THE EXERCISE> Every entry below should be transcribed exactly; pictures stay out of the copy.

MATERIAL TO PROCESS>
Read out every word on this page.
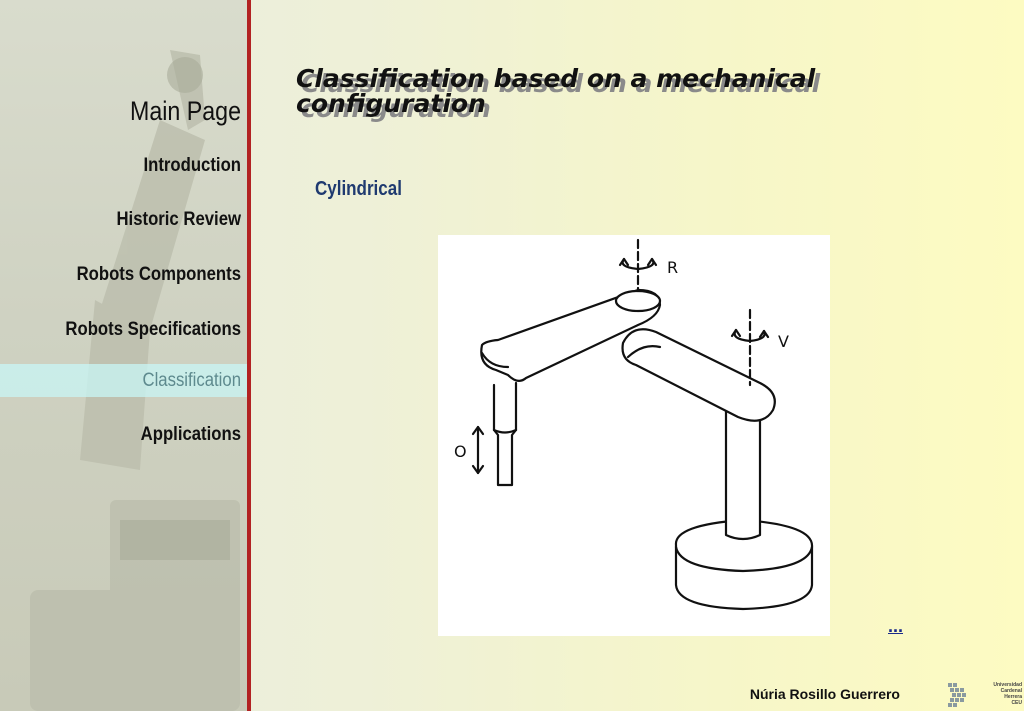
Main Page
Introduction
Historic Review
Robots Components
Robots Specifications
Classification
Applications
Classification based on a mechanical configuration
Cylindrical
R
V
O
...
Núria Rosillo Guerrero
Universidad
Cardenal
Herrera
CEU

RESPONSE>
Read out every word on this page.
Main Page
Introduction
Historic Review
Robots Components
Robots Specifications
Classification
Applications
Classification based on a mechanical configuration
Cylindrical
R
V
O
...
Núria Rosillo Guerrero
Universidad
Cardenal
Herrera
CEU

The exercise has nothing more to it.